## [Set problem]
Keep only those lines of the records that include the string "index".

## [Dataset excerpts]

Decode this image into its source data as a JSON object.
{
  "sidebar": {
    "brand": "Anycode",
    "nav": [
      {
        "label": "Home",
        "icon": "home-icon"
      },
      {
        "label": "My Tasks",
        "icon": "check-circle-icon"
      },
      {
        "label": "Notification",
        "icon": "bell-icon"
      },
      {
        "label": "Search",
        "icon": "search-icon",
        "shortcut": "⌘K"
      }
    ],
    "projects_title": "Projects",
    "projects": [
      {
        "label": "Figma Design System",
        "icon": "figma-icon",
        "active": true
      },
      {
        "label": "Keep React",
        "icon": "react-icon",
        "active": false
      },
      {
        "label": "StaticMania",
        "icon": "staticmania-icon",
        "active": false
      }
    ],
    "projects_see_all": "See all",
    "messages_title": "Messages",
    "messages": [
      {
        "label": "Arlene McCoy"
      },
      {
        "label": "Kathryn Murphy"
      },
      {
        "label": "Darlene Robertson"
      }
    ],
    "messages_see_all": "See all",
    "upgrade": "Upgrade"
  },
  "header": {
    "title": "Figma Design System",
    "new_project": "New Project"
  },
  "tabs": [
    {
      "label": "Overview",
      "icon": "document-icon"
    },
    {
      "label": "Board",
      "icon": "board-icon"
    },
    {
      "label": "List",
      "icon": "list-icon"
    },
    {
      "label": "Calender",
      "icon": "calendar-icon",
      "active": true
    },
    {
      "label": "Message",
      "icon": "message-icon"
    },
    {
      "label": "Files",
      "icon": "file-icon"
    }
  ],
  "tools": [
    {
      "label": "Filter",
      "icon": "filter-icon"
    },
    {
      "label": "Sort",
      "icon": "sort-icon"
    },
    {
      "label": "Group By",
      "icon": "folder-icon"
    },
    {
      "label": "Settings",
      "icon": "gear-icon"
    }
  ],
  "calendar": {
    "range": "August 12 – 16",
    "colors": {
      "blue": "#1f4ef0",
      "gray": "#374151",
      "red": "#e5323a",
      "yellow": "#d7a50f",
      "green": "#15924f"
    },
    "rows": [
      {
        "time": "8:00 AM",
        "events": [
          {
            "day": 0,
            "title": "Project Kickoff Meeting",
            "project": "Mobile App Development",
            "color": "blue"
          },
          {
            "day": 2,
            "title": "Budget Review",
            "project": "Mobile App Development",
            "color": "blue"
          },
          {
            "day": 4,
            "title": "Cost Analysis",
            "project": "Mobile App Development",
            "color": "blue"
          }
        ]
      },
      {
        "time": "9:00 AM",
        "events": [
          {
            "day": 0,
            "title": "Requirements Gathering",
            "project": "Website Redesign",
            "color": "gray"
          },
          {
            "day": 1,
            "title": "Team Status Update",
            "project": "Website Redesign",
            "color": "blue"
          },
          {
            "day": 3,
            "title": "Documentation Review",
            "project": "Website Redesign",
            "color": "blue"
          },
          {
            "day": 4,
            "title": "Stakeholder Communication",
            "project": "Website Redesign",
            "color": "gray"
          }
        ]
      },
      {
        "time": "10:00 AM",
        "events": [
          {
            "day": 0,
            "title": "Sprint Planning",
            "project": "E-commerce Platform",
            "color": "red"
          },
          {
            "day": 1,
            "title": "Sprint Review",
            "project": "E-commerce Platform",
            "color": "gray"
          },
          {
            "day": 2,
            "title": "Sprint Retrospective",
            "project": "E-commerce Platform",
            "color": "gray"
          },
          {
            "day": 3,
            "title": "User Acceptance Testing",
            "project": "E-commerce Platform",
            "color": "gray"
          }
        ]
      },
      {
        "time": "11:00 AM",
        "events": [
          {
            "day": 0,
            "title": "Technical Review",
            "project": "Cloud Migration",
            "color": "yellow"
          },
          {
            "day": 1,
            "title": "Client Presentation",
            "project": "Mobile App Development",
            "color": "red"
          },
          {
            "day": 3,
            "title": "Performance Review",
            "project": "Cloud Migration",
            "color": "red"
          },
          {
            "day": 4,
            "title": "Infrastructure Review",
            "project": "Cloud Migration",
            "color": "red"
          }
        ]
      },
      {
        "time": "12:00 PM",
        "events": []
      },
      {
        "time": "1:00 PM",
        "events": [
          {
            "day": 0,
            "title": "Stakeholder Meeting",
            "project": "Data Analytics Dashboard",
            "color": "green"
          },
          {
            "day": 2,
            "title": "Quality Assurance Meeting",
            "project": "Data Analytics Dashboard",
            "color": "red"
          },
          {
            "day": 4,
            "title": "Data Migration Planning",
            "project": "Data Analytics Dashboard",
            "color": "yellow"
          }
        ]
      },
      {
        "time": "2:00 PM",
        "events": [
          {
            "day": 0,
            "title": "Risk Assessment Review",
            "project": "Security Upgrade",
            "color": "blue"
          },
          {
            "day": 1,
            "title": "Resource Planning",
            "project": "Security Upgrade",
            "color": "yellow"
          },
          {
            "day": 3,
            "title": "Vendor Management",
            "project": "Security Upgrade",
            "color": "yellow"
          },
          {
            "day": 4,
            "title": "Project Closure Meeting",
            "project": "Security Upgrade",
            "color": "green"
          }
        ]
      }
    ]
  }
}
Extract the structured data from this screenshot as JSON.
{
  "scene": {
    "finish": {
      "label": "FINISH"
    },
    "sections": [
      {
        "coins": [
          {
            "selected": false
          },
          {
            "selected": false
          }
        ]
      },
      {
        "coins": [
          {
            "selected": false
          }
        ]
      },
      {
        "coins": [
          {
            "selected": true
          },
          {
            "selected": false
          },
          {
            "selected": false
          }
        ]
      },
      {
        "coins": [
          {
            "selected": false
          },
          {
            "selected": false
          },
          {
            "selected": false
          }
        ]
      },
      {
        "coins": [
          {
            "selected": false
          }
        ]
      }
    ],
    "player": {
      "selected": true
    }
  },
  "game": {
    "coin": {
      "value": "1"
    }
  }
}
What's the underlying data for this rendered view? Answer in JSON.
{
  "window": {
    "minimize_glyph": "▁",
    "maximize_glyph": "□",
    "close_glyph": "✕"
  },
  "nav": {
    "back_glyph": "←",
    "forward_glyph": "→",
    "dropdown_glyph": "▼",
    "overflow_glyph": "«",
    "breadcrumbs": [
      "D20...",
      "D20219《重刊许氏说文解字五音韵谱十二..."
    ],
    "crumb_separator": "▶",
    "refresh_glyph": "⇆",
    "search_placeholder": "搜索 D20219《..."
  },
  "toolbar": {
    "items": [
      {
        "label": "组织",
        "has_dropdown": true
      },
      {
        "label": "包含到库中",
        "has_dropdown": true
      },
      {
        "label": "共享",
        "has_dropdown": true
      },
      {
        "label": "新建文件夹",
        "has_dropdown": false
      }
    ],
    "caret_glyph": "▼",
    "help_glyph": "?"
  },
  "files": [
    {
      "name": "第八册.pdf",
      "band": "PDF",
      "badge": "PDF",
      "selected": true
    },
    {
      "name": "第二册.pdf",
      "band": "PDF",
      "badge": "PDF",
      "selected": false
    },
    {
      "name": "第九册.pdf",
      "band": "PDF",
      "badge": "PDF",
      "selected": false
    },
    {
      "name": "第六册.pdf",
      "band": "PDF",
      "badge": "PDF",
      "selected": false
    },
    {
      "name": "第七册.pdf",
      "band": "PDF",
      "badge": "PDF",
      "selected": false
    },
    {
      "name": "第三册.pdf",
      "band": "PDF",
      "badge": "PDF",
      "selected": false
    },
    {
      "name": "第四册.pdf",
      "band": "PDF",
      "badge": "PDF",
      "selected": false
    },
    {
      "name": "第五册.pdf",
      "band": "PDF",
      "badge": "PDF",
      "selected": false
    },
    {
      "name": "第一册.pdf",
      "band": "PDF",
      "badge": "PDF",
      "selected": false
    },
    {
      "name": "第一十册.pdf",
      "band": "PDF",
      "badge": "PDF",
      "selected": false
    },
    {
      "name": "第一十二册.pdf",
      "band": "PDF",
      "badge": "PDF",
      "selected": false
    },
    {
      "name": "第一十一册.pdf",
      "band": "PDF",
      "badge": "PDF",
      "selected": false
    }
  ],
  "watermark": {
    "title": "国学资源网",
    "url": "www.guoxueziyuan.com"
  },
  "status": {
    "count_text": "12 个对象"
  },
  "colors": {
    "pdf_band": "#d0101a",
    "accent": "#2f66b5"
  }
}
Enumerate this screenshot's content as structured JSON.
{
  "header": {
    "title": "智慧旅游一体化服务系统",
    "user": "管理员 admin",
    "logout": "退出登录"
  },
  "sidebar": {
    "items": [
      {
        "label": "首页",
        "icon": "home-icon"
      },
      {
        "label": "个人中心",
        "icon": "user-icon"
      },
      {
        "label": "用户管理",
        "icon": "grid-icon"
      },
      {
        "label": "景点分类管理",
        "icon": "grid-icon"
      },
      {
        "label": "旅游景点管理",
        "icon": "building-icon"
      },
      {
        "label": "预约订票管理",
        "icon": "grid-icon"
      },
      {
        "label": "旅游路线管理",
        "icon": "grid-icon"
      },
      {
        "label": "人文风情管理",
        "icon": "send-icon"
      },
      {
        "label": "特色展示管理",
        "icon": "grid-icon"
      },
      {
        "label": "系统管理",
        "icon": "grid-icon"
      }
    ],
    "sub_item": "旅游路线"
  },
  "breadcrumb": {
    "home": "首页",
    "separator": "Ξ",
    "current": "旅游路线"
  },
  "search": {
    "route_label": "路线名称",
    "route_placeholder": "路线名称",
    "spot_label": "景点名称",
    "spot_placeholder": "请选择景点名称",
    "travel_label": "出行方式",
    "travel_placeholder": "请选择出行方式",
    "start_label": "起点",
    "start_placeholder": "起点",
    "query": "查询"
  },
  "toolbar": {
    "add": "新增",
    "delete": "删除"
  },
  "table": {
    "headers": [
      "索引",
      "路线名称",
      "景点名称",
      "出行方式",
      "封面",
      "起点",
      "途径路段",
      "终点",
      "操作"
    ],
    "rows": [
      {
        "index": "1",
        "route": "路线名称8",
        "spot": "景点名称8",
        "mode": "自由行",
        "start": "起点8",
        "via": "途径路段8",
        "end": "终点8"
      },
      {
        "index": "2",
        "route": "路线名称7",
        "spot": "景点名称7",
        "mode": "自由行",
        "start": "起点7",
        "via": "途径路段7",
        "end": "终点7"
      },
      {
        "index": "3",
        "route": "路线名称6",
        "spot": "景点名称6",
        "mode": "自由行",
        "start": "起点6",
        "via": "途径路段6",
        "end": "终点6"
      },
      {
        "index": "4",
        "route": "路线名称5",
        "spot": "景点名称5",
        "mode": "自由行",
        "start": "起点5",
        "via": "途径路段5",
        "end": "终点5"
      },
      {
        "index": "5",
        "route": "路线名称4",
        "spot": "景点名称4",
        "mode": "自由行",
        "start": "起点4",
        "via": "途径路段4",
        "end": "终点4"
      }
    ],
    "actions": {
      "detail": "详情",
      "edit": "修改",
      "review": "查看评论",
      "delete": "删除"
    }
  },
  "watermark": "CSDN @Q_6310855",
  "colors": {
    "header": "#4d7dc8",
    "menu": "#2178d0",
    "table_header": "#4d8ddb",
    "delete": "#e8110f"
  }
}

## [Answer for the task]
        "index": "1",
        "index": "2",
        "index": "3",
        "index": "4",
        "index": "5",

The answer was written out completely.